**Task details:** Lift out all lines below that contain "name".

↓↓↓

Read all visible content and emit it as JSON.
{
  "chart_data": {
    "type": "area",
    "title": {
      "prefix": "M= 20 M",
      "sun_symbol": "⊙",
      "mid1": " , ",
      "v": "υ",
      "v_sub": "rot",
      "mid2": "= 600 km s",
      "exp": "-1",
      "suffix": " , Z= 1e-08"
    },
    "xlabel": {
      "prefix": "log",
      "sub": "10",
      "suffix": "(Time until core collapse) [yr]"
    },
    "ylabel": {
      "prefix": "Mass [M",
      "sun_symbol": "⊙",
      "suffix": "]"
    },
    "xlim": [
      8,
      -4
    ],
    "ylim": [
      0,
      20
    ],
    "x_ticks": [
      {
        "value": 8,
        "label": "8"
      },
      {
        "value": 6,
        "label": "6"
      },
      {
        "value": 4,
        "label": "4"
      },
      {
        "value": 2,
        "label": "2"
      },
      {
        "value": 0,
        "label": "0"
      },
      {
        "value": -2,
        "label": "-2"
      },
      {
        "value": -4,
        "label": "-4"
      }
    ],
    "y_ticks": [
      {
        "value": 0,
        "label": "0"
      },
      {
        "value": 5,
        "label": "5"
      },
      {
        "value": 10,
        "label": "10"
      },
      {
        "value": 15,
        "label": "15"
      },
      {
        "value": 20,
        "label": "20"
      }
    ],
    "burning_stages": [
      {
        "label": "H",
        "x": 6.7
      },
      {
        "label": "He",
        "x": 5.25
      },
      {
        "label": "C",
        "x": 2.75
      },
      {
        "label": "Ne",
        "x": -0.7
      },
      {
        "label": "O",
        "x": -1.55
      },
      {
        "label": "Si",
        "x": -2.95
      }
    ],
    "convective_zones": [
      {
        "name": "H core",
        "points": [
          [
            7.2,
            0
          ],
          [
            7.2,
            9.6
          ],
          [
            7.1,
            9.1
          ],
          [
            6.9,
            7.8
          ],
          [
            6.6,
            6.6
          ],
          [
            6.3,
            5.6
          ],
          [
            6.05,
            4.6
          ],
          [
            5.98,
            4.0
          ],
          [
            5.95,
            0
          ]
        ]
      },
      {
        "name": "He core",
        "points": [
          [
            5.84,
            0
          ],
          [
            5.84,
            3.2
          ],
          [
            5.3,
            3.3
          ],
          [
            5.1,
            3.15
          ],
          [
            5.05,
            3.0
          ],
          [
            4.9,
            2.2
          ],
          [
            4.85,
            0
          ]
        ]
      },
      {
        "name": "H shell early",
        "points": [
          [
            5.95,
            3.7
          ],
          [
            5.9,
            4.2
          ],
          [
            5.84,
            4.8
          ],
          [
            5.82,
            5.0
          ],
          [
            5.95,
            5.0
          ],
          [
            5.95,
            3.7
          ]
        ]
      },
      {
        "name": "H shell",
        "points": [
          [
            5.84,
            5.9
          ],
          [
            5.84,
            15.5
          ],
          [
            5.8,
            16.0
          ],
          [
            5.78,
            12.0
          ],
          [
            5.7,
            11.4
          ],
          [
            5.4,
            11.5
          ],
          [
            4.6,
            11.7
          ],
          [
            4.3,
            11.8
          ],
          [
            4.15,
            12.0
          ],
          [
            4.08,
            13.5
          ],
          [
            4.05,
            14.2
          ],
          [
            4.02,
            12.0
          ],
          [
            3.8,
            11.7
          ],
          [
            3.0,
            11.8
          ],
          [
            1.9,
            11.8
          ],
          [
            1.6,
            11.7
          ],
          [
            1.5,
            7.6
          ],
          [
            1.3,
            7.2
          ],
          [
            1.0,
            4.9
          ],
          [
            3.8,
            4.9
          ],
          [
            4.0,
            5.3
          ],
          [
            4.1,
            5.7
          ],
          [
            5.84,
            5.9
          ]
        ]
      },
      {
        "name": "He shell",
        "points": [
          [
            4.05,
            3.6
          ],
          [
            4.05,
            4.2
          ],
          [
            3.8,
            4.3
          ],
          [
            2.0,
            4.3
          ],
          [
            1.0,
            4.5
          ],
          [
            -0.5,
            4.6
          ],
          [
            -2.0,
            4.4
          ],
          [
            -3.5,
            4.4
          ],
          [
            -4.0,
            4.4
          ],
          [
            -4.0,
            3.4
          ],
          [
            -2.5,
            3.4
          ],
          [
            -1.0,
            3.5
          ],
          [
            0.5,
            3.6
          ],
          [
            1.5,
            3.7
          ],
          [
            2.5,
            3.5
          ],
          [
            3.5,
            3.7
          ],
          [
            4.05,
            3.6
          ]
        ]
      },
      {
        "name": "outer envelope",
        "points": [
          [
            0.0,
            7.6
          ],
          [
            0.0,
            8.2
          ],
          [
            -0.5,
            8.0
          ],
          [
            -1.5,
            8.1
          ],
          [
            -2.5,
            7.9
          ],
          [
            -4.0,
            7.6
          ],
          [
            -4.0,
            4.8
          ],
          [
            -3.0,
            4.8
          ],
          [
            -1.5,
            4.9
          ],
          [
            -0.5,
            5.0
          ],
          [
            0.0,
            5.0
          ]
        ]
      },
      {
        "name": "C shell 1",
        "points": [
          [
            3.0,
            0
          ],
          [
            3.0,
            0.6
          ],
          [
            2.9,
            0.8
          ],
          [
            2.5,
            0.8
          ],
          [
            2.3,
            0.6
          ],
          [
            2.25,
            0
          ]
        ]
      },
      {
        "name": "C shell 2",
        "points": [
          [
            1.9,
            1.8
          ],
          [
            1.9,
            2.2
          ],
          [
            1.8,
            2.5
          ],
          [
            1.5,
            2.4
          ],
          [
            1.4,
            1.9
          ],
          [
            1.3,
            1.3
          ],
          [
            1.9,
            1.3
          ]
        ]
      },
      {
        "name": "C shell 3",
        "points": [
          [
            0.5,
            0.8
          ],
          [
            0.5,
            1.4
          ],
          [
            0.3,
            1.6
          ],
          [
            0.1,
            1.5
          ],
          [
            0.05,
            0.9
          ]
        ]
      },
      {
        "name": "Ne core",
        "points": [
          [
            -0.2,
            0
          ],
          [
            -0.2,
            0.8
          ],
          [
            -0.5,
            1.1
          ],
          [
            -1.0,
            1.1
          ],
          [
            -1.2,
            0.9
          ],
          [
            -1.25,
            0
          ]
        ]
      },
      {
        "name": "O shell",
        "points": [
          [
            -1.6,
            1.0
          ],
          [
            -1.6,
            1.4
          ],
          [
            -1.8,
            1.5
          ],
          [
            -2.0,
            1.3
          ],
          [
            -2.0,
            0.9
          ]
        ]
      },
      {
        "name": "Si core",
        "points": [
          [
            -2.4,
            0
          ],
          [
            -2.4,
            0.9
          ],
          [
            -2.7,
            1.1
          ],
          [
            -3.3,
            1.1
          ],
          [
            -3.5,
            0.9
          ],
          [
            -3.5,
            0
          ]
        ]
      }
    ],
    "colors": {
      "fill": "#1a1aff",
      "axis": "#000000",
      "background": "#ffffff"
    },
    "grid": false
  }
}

↑↑↑

**Correct result:**
        "name": "H core",
        "name": "He core",
        "name": "H shell early",
        "name": "H shell",
        "name": "He shell",
        "name": "outer envelope",
        "name": "C shell 1",
        "name": "C shell 2",
        "name": "C shell 3",
        "name": "Ne core",
        "name": "O shell",
        "name": "Si core",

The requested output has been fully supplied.